WHAT TO DO:
Take every line from the records below that includes the word "value".

[Saved data entries]
┄┄┄┄┄┄┄┄┄┄┄┄┄┄┄┄┄┄┄┄
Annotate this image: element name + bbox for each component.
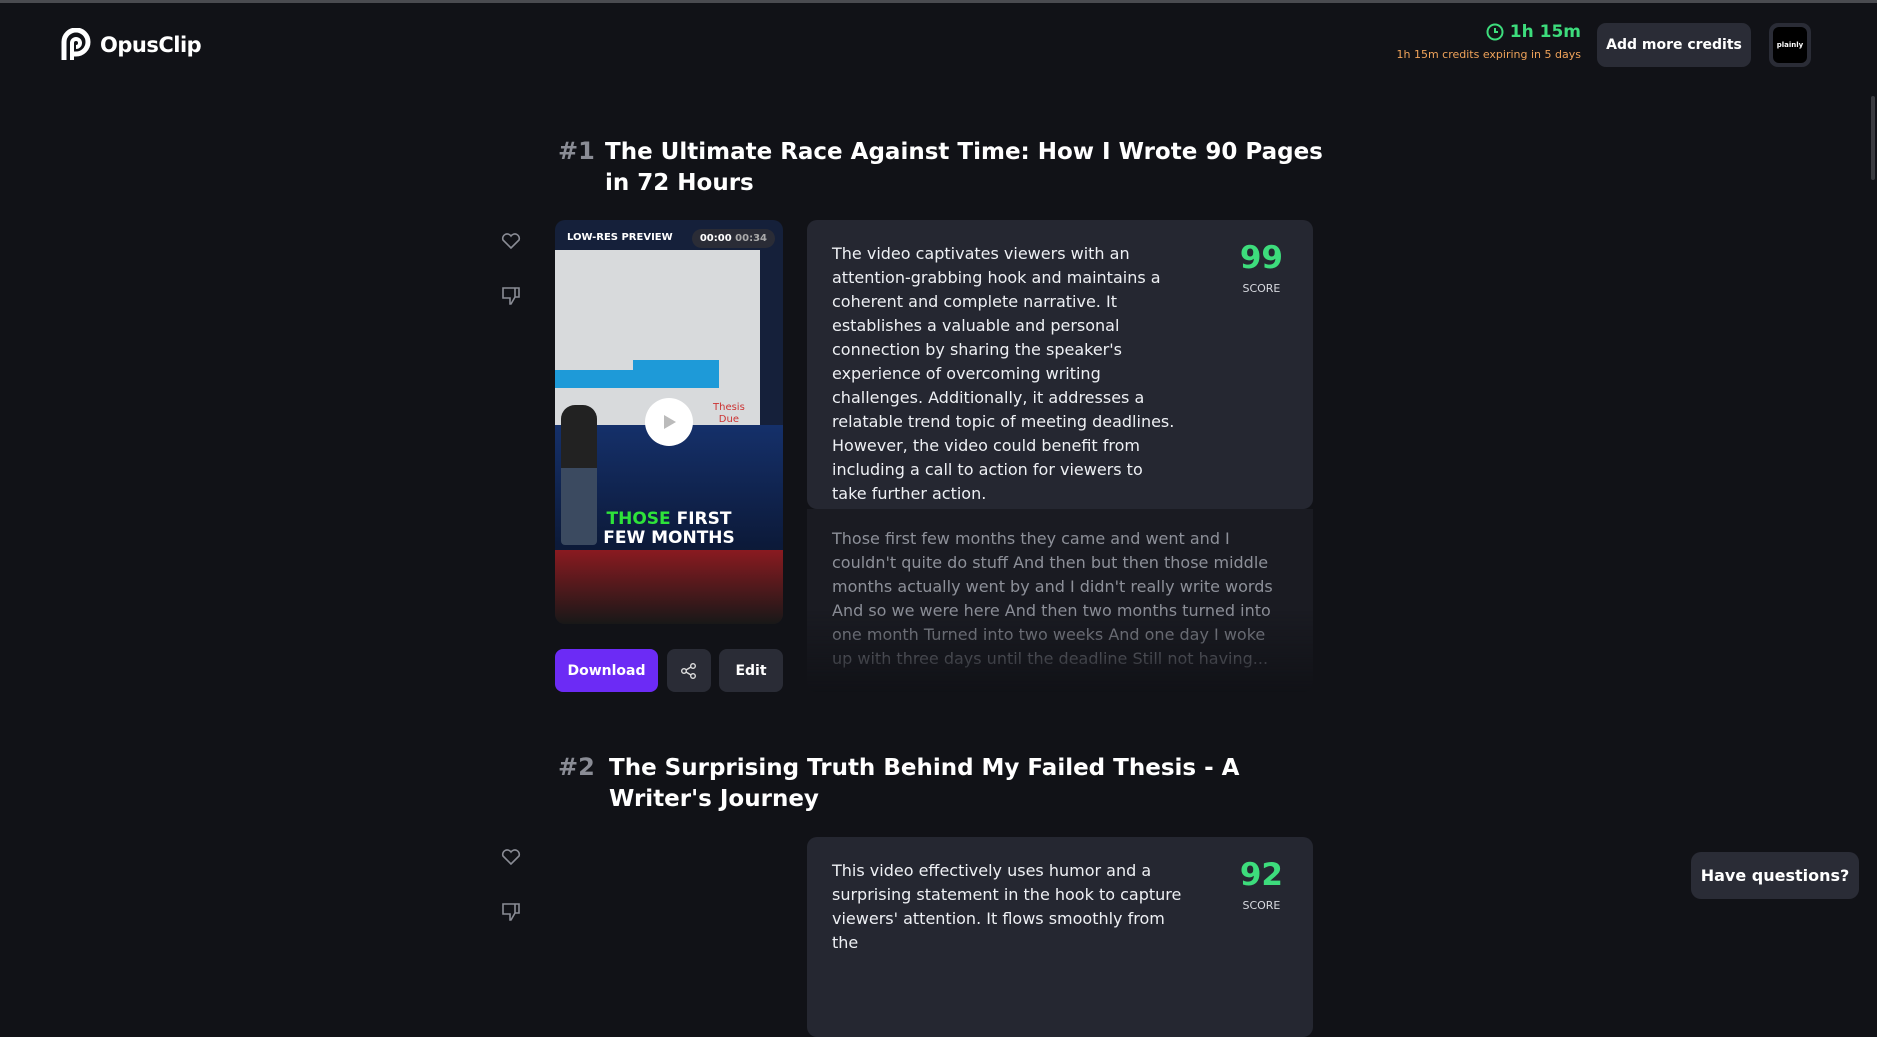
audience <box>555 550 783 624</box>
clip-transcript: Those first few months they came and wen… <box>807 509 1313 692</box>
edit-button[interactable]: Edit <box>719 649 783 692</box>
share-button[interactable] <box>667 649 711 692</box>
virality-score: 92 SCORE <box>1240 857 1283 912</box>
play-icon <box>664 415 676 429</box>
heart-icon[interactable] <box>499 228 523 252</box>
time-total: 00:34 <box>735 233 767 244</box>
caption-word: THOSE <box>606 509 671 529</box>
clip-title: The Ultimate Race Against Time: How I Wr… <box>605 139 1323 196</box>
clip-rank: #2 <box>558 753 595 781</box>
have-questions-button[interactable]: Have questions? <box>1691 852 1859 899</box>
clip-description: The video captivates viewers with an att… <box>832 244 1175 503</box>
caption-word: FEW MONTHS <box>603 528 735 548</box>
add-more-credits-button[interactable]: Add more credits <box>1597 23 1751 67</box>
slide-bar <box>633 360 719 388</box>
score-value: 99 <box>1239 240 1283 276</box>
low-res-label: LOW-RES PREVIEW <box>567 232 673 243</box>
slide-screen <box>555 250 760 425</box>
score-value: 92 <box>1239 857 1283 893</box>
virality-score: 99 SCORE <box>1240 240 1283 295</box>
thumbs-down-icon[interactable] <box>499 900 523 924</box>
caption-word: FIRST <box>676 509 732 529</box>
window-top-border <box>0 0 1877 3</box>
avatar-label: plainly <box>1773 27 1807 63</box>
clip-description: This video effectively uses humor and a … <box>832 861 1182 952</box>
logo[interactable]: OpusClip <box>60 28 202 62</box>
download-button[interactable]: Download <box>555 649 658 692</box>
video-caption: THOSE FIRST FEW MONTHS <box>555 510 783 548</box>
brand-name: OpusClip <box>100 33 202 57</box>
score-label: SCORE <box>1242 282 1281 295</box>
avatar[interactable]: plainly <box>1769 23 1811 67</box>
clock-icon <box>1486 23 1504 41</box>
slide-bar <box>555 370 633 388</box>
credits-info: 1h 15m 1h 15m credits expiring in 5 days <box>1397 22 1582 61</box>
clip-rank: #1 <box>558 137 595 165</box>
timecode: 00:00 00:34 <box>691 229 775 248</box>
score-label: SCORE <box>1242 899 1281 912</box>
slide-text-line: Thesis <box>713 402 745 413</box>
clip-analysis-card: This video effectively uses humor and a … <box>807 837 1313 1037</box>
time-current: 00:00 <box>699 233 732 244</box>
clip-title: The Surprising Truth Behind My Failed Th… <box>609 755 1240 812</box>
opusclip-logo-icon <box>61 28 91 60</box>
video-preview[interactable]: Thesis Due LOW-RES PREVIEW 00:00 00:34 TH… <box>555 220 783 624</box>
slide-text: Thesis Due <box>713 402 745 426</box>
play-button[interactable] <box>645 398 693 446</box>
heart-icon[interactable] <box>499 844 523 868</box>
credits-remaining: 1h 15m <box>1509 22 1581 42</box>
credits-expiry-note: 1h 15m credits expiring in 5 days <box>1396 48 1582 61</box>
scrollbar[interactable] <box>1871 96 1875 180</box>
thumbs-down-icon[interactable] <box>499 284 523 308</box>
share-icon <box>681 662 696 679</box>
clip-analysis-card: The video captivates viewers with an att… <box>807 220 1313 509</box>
┄┄┄┄┄┄┄┄┄┄┄┄┄┄┄┄┄┄┄┄
WRITTEN ANSWER:
score-value: 99 <box>1239 240 1283 276</box>
score-value: 92 <box>1239 857 1283 893</box>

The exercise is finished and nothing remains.